▶ [Required task]: From the entries below, copy every line holding the word "инвестиционный".

○ ○ ○

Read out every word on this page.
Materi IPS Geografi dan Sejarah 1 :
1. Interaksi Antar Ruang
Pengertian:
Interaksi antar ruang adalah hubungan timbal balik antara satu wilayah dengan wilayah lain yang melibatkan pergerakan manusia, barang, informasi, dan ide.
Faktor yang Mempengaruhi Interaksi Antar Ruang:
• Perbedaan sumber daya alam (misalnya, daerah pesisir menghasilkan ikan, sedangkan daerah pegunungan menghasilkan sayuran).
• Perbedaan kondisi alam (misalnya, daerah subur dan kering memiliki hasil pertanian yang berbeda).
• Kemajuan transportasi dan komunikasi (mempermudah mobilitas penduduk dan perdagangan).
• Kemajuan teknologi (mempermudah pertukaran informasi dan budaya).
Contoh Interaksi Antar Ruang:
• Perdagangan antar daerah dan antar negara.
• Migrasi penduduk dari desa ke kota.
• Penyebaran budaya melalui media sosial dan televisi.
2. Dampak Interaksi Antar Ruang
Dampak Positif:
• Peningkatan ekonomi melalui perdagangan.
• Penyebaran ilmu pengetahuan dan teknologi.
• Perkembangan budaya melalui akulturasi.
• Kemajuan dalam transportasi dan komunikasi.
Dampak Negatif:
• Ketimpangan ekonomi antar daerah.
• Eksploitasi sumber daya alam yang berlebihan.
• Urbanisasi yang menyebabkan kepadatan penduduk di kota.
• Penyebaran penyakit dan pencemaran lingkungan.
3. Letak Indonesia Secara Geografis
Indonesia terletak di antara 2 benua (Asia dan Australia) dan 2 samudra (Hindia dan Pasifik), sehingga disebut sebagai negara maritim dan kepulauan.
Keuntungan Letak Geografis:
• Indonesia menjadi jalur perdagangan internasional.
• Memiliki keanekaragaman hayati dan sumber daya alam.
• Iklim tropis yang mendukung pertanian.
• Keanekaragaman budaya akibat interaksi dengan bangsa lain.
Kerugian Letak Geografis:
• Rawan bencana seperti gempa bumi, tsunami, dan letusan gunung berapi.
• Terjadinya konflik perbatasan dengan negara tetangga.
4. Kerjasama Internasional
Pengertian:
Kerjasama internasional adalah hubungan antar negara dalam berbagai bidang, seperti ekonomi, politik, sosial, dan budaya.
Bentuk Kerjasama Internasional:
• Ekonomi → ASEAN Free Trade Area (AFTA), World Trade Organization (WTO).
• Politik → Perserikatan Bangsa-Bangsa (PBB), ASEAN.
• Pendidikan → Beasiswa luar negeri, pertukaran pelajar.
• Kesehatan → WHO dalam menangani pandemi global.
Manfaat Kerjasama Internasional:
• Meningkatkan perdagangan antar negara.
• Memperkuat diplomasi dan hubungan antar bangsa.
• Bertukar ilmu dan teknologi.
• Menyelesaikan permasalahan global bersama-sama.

○ ○ ○

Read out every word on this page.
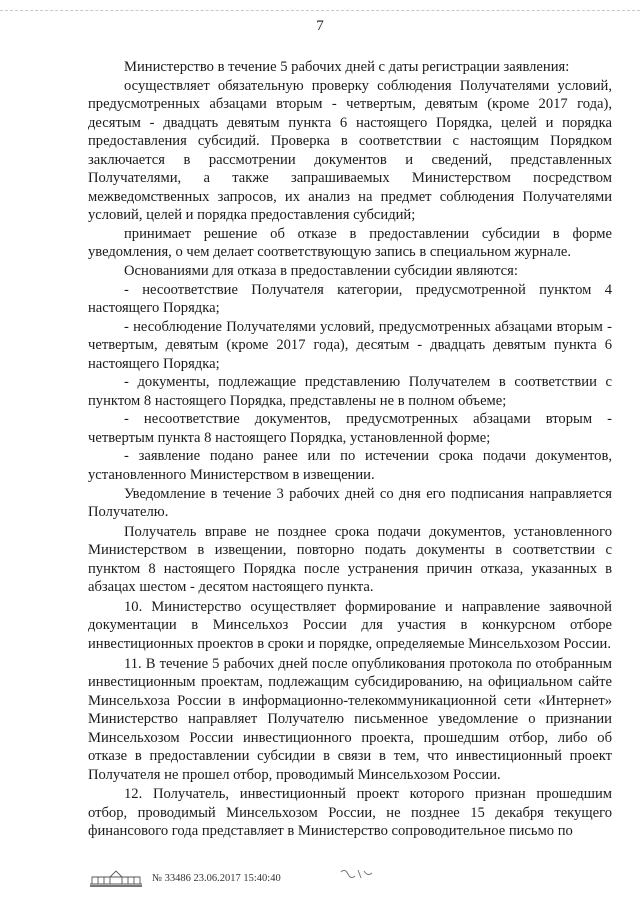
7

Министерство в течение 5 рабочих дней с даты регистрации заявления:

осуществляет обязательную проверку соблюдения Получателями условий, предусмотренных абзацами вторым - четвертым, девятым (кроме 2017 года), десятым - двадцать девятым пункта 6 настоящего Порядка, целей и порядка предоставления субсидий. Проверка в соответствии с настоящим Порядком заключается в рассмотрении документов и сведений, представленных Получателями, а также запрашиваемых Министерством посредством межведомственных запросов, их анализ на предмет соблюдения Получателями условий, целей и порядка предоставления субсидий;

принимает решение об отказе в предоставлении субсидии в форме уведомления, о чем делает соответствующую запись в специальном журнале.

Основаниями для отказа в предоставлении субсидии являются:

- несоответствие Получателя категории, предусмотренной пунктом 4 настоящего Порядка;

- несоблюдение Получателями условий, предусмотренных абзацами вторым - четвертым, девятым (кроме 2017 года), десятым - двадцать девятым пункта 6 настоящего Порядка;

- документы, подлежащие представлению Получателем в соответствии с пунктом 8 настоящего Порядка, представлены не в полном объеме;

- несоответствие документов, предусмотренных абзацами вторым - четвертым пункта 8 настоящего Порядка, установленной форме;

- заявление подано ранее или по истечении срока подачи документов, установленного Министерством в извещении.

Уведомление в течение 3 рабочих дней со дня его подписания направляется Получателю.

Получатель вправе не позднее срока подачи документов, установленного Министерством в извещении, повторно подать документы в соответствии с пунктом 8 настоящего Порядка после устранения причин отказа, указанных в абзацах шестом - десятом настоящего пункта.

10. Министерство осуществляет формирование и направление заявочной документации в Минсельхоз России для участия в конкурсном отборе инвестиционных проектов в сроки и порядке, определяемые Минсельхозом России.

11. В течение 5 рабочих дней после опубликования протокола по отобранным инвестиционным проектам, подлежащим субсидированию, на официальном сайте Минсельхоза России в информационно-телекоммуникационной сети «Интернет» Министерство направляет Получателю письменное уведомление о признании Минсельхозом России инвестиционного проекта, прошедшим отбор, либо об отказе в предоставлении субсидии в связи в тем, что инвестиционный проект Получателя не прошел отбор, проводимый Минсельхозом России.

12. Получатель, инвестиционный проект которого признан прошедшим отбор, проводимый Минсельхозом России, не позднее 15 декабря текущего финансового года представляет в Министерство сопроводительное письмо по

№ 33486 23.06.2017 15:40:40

○ ○ ○

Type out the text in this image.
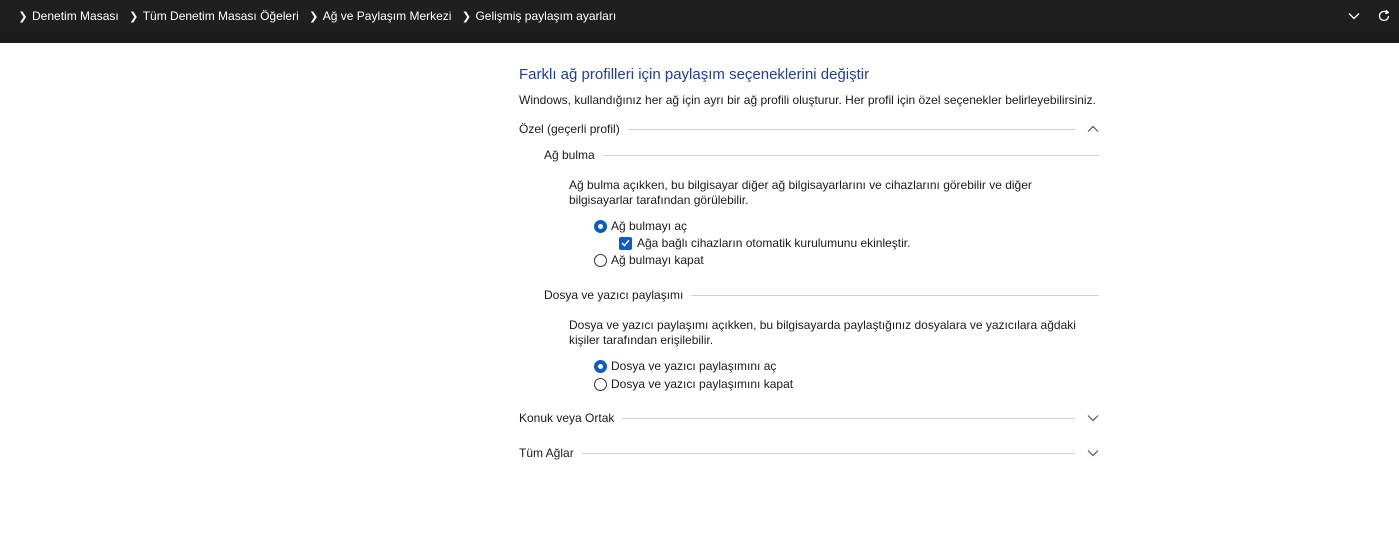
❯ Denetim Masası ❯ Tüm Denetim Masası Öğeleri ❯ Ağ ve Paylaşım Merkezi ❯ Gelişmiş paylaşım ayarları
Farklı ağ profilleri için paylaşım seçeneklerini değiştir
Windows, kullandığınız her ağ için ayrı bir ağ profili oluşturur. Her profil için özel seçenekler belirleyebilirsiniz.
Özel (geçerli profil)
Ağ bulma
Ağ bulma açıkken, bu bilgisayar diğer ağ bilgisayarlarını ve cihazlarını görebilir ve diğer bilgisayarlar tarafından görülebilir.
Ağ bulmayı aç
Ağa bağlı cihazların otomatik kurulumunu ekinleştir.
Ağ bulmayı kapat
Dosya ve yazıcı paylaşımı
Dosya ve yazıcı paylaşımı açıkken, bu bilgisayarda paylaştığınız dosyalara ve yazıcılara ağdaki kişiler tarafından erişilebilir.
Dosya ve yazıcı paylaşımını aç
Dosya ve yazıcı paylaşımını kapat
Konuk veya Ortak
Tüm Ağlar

○ ○ ○

▶ [Task solution]:
11. В течение 5 рабочих дней после опубликования протокола по отобранным инвестиционным проектам, подлежащим субсидированию, на официальном сайте Минсельхоза России в информационно-телекоммуникационной сети «Интернет» Министерство направляет Получателю письменное уведомление о признании Минсельхозом России инвестиционного проекта, прошедшим отбор, либо об отказе в предоставлении субсидии в связи в тем, что инвестиционный проект Получателя не прошел отбор, проводимый Минсельхозом России.
12. Получатель, инвестиционный проект которого признан прошедшим отбор, проводимый Минсельхозом России, не позднее 15 декабря текущего финансового года представляет в Министерство сопроводительное письмо по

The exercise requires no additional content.